TASK:
Transcribe every entry below word for word, but skip the pictures.

[Items from a figure collection]
* * * * * * *
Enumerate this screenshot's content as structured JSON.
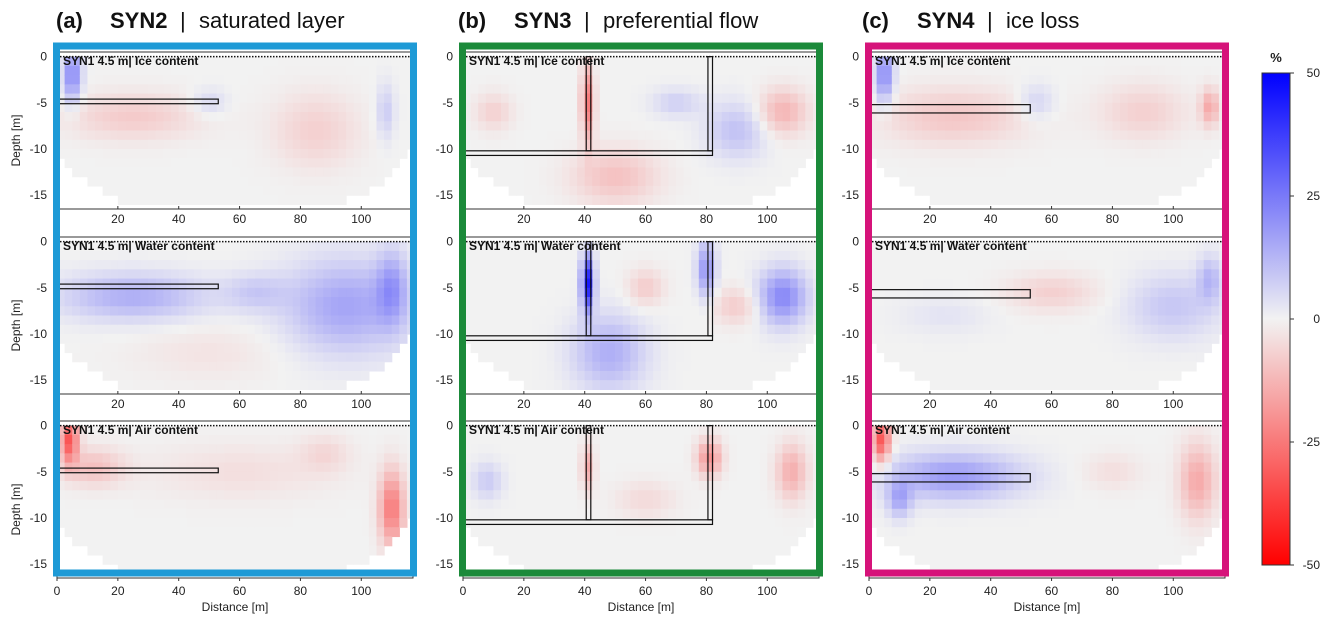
{
  "panels": [
    {
      "letter": "(a)",
      "name": "SYN2",
      "separator": "|",
      "desc": "saturated layer",
      "frame_color": "#1e9ad6"
    },
    {
      "letter": "(b)",
      "name": "SYN3",
      "separator": "|",
      "desc": "preferential flow",
      "frame_color": "#1b8a3a"
    },
    {
      "letter": "(c)",
      "name": "SYN4",
      "separator": "|",
      "desc": "ice loss",
      "frame_color": "#d6137a"
    }
  ],
  "subplot_titles": [
    "SYN1 4.5 m| Ice content",
    "SYN1 4.5 m| Water content",
    "SYN1 4.5 m| Air content"
  ],
  "chart_data": {
    "type": "heatmap",
    "xlabel": "Distance [m]",
    "ylabel": "Depth [m]",
    "xlim": [
      0,
      117
    ],
    "ylim": [
      -16.5,
      0.5
    ],
    "xticks": [
      "0",
      "20",
      "40",
      "60",
      "80",
      "100"
    ],
    "xticks_inner": [
      "20",
      "40",
      "60",
      "80",
      "100"
    ],
    "yticks": [
      "0",
      "-5",
      "-10",
      "-15"
    ],
    "colorbar": {
      "unit": "%",
      "ticks": [
        "50",
        "25",
        "0",
        "-25",
        "-50"
      ],
      "range": [
        -50,
        50
      ],
      "colors": {
        "max": "#0000ff",
        "mid": "#f2f2f2",
        "min": "#ff0000"
      }
    },
    "anomaly_outlines": {
      "SYN2": [
        {
          "x0": 0,
          "x1": 53,
          "y0": -4.6,
          "y1": -5.1
        }
      ],
      "SYN3": [
        {
          "x0": 40.5,
          "x1": 42,
          "y0": 0,
          "y1": -10.2
        },
        {
          "x0": 80.5,
          "x1": 82,
          "y0": 0,
          "y1": -10.2
        },
        {
          "x0": 0,
          "x1": 82,
          "y0": -10.2,
          "y1": -10.7
        }
      ],
      "SYN4": [
        {
          "x0": 0,
          "x1": 53,
          "y0": -5.2,
          "y1": -6.1
        }
      ]
    },
    "blobs": {
      "SYN2": [
        [
          {
            "x": 5,
            "y": -2,
            "rx": 3,
            "ry": 3,
            "v": 22
          },
          {
            "x": 25,
            "y": -6.5,
            "rx": 22,
            "ry": 2.5,
            "v": -8
          },
          {
            "x": 85,
            "y": -8,
            "rx": 14,
            "ry": 4,
            "v": -7
          },
          {
            "x": 50,
            "y": -5,
            "rx": 6,
            "ry": 1.5,
            "v": 6
          },
          {
            "x": 108,
            "y": -6,
            "rx": 3,
            "ry": 3,
            "v": 8
          }
        ],
        [
          {
            "x": 25,
            "y": -6,
            "rx": 24,
            "ry": 2.5,
            "v": 14
          },
          {
            "x": 95,
            "y": -7,
            "rx": 20,
            "ry": 5,
            "v": 16
          },
          {
            "x": 110,
            "y": -5,
            "rx": 5,
            "ry": 4,
            "v": 14
          },
          {
            "x": 65,
            "y": -5.5,
            "rx": 10,
            "ry": 2,
            "v": 7
          },
          {
            "x": 50,
            "y": -12,
            "rx": 25,
            "ry": 3,
            "v": -3
          }
        ],
        [
          {
            "x": 4,
            "y": -1.5,
            "rx": 3,
            "ry": 2.5,
            "v": -32
          },
          {
            "x": 12,
            "y": -4.5,
            "rx": 10,
            "ry": 2,
            "v": -10
          },
          {
            "x": 110,
            "y": -9,
            "rx": 4,
            "ry": 4,
            "v": -25
          },
          {
            "x": 60,
            "y": -5,
            "rx": 30,
            "ry": 3,
            "v": -4
          },
          {
            "x": 88,
            "y": -3,
            "rx": 8,
            "ry": 2,
            "v": -5
          }
        ]
      ],
      "SYN3": [
        [
          {
            "x": 41,
            "y": -5,
            "rx": 2,
            "ry": 4,
            "v": -25
          },
          {
            "x": 50,
            "y": -13,
            "rx": 14,
            "ry": 3,
            "v": -10
          },
          {
            "x": 90,
            "y": -8,
            "rx": 10,
            "ry": 3,
            "v": 10
          },
          {
            "x": 105,
            "y": -6,
            "rx": 8,
            "ry": 2.5,
            "v": -13
          },
          {
            "x": 10,
            "y": -6,
            "rx": 6,
            "ry": 2,
            "v": -7
          },
          {
            "x": 70,
            "y": -5,
            "rx": 8,
            "ry": 1.5,
            "v": 7
          }
        ],
        [
          {
            "x": 41,
            "y": -4.5,
            "rx": 2,
            "ry": 3,
            "v": 45
          },
          {
            "x": 48,
            "y": -12,
            "rx": 12,
            "ry": 4,
            "v": 14
          },
          {
            "x": 105,
            "y": -6,
            "rx": 8,
            "ry": 3,
            "v": 22
          },
          {
            "x": 80,
            "y": -3,
            "rx": 3,
            "ry": 3,
            "v": 20
          },
          {
            "x": 60,
            "y": -5,
            "rx": 6,
            "ry": 2,
            "v": -8
          },
          {
            "x": 90,
            "y": -7,
            "rx": 8,
            "ry": 2,
            "v": -8
          }
        ],
        [
          {
            "x": 41,
            "y": -4.5,
            "rx": 2,
            "ry": 2.5,
            "v": -15
          },
          {
            "x": 81,
            "y": -3.5,
            "rx": 4,
            "ry": 2,
            "v": -20
          },
          {
            "x": 108,
            "y": -5,
            "rx": 5,
            "ry": 3,
            "v": -14
          },
          {
            "x": 8,
            "y": -6,
            "rx": 5,
            "ry": 2,
            "v": 8
          },
          {
            "x": 60,
            "y": -8,
            "rx": 10,
            "ry": 2,
            "v": -5
          }
        ]
      ],
      "SYN4": [
        [
          {
            "x": 5,
            "y": -2,
            "rx": 3,
            "ry": 3,
            "v": 22
          },
          {
            "x": 28,
            "y": -6.5,
            "rx": 24,
            "ry": 3,
            "v": -9
          },
          {
            "x": 90,
            "y": -6,
            "rx": 14,
            "ry": 3,
            "v": -7
          },
          {
            "x": 112,
            "y": -5.5,
            "rx": 3,
            "ry": 2,
            "v": -15
          },
          {
            "x": 55,
            "y": -5,
            "rx": 6,
            "ry": 2,
            "v": 7
          }
        ],
        [
          {
            "x": 60,
            "y": -5.5,
            "rx": 15,
            "ry": 2,
            "v": -7
          },
          {
            "x": 100,
            "y": -7,
            "rx": 15,
            "ry": 3.5,
            "v": 9
          },
          {
            "x": 112,
            "y": -4,
            "rx": 4,
            "ry": 2.5,
            "v": 11
          },
          {
            "x": 25,
            "y": -8,
            "rx": 15,
            "ry": 2,
            "v": 3
          }
        ],
        [
          {
            "x": 4,
            "y": -1.5,
            "rx": 3,
            "ry": 2.5,
            "v": -32
          },
          {
            "x": 28,
            "y": -5.5,
            "rx": 22,
            "ry": 2.5,
            "v": 18
          },
          {
            "x": 10,
            "y": -8,
            "rx": 4,
            "ry": 2,
            "v": 14
          },
          {
            "x": 108,
            "y": -6,
            "rx": 6,
            "ry": 4,
            "v": -15
          },
          {
            "x": 80,
            "y": -5,
            "rx": 10,
            "ry": 2,
            "v": -4
          }
        ]
      ]
    }
  }
}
* * * * * * *
RESULT FOR THIS TASK:
Enumerate this screenshot's content as structured JSON.
{
  "panels": [
    {
      "letter": "(a)",
      "name": "SYN2",
      "separator": "|",
      "desc": "saturated layer",
      "frame_color": "#1e9ad6"
    },
    {
      "letter": "(b)",
      "name": "SYN3",
      "separator": "|",
      "desc": "preferential flow",
      "frame_color": "#1b8a3a"
    },
    {
      "letter": "(c)",
      "name": "SYN4",
      "separator": "|",
      "desc": "ice loss",
      "frame_color": "#d6137a"
    }
  ],
  "subplot_titles": [
    "SYN1 4.5 m| Ice content",
    "SYN1 4.5 m| Water content",
    "SYN1 4.5 m| Air content"
  ],
  "chart_data": {
    "type": "heatmap",
    "xlabel": "Distance [m]",
    "ylabel": "Depth [m]",
    "xlim": [
      0,
      117
    ],
    "ylim": [
      -16.5,
      0.5
    ],
    "xticks": [
      "0",
      "20",
      "40",
      "60",
      "80",
      "100"
    ],
    "xticks_inner": [
      "20",
      "40",
      "60",
      "80",
      "100"
    ],
    "yticks": [
      "0",
      "-5",
      "-10",
      "-15"
    ],
    "colorbar": {
      "unit": "%",
      "ticks": [
        "50",
        "25",
        "0",
        "-25",
        "-50"
      ],
      "range": [
        -50,
        50
      ],
      "colors": {
        "max": "#0000ff",
        "mid": "#f2f2f2",
        "min": "#ff0000"
      }
    },
    "anomaly_outlines": {
      "SYN2": [
        {
          "x0": 0,
          "x1": 53,
          "y0": -4.6,
          "y1": -5.1
        }
      ],
      "SYN3": [
        {
          "x0": 40.5,
          "x1": 42,
          "y0": 0,
          "y1": -10.2
        },
        {
          "x0": 80.5,
          "x1": 82,
          "y0": 0,
          "y1": -10.2
        },
        {
          "x0": 0,
          "x1": 82,
          "y0": -10.2,
          "y1": -10.7
        }
      ],
      "SYN4": [
        {
          "x0": 0,
          "x1": 53,
          "y0": -5.2,
          "y1": -6.1
        }
      ]
    },
    "blobs": {
      "SYN2": [
        [
          {
            "x": 5,
            "y": -2,
            "rx": 3,
            "ry": 3,
            "v": 22
          },
          {
            "x": 25,
            "y": -6.5,
            "rx": 22,
            "ry": 2.5,
            "v": -8
          },
          {
            "x": 85,
            "y": -8,
            "rx": 14,
            "ry": 4,
            "v": -7
          },
          {
            "x": 50,
            "y": -5,
            "rx": 6,
            "ry": 1.5,
            "v": 6
          },
          {
            "x": 108,
            "y": -6,
            "rx": 3,
            "ry": 3,
            "v": 8
          }
        ],
        [
          {
            "x": 25,
            "y": -6,
            "rx": 24,
            "ry": 2.5,
            "v": 14
          },
          {
            "x": 95,
            "y": -7,
            "rx": 20,
            "ry": 5,
            "v": 16
          },
          {
            "x": 110,
            "y": -5,
            "rx": 5,
            "ry": 4,
            "v": 14
          },
          {
            "x": 65,
            "y": -5.5,
            "rx": 10,
            "ry": 2,
            "v": 7
          },
          {
            "x": 50,
            "y": -12,
            "rx": 25,
            "ry": 3,
            "v": -3
          }
        ],
        [
          {
            "x": 4,
            "y": -1.5,
            "rx": 3,
            "ry": 2.5,
            "v": -32
          },
          {
            "x": 12,
            "y": -4.5,
            "rx": 10,
            "ry": 2,
            "v": -10
          },
          {
            "x": 110,
            "y": -9,
            "rx": 4,
            "ry": 4,
            "v": -25
          },
          {
            "x": 60,
            "y": -5,
            "rx": 30,
            "ry": 3,
            "v": -4
          },
          {
            "x": 88,
            "y": -3,
            "rx": 8,
            "ry": 2,
            "v": -5
          }
        ]
      ],
      "SYN3": [
        [
          {
            "x": 41,
            "y": -5,
            "rx": 2,
            "ry": 4,
            "v": -25
          },
          {
            "x": 50,
            "y": -13,
            "rx": 14,
            "ry": 3,
            "v": -10
          },
          {
            "x": 90,
            "y": -8,
            "rx": 10,
            "ry": 3,
            "v": 10
          },
          {
            "x": 105,
            "y": -6,
            "rx": 8,
            "ry": 2.5,
            "v": -13
          },
          {
            "x": 10,
            "y": -6,
            "rx": 6,
            "ry": 2,
            "v": -7
          },
          {
            "x": 70,
            "y": -5,
            "rx": 8,
            "ry": 1.5,
            "v": 7
          }
        ],
        [
          {
            "x": 41,
            "y": -4.5,
            "rx": 2,
            "ry": 3,
            "v": 45
          },
          {
            "x": 48,
            "y": -12,
            "rx": 12,
            "ry": 4,
            "v": 14
          },
          {
            "x": 105,
            "y": -6,
            "rx": 8,
            "ry": 3,
            "v": 22
          },
          {
            "x": 80,
            "y": -3,
            "rx": 3,
            "ry": 3,
            "v": 20
          },
          {
            "x": 60,
            "y": -5,
            "rx": 6,
            "ry": 2,
            "v": -8
          },
          {
            "x": 90,
            "y": -7,
            "rx": 8,
            "ry": 2,
            "v": -8
          }
        ],
        [
          {
            "x": 41,
            "y": -4.5,
            "rx": 2,
            "ry": 2.5,
            "v": -15
          },
          {
            "x": 81,
            "y": -3.5,
            "rx": 4,
            "ry": 2,
            "v": -20
          },
          {
            "x": 108,
            "y": -5,
            "rx": 5,
            "ry": 3,
            "v": -14
          },
          {
            "x": 8,
            "y": -6,
            "rx": 5,
            "ry": 2,
            "v": 8
          },
          {
            "x": 60,
            "y": -8,
            "rx": 10,
            "ry": 2,
            "v": -5
          }
        ]
      ],
      "SYN4": [
        [
          {
            "x": 5,
            "y": -2,
            "rx": 3,
            "ry": 3,
            "v": 22
          },
          {
            "x": 28,
            "y": -6.5,
            "rx": 24,
            "ry": 3,
            "v": -9
          },
          {
            "x": 90,
            "y": -6,
            "rx": 14,
            "ry": 3,
            "v": -7
          },
          {
            "x": 112,
            "y": -5.5,
            "rx": 3,
            "ry": 2,
            "v": -15
          },
          {
            "x": 55,
            "y": -5,
            "rx": 6,
            "ry": 2,
            "v": 7
          }
        ],
        [
          {
            "x": 60,
            "y": -5.5,
            "rx": 15,
            "ry": 2,
            "v": -7
          },
          {
            "x": 100,
            "y": -7,
            "rx": 15,
            "ry": 3.5,
            "v": 9
          },
          {
            "x": 112,
            "y": -4,
            "rx": 4,
            "ry": 2.5,
            "v": 11
          },
          {
            "x": 25,
            "y": -8,
            "rx": 15,
            "ry": 2,
            "v": 3
          }
        ],
        [
          {
            "x": 4,
            "y": -1.5,
            "rx": 3,
            "ry": 2.5,
            "v": -32
          },
          {
            "x": 28,
            "y": -5.5,
            "rx": 22,
            "ry": 2.5,
            "v": 18
          },
          {
            "x": 10,
            "y": -8,
            "rx": 4,
            "ry": 2,
            "v": 14
          },
          {
            "x": 108,
            "y": -6,
            "rx": 6,
            "ry": 4,
            "v": -15
          },
          {
            "x": 80,
            "y": -5,
            "rx": 10,
            "ry": 2,
            "v": -4
          }
        ]
      ]
    }
  }
}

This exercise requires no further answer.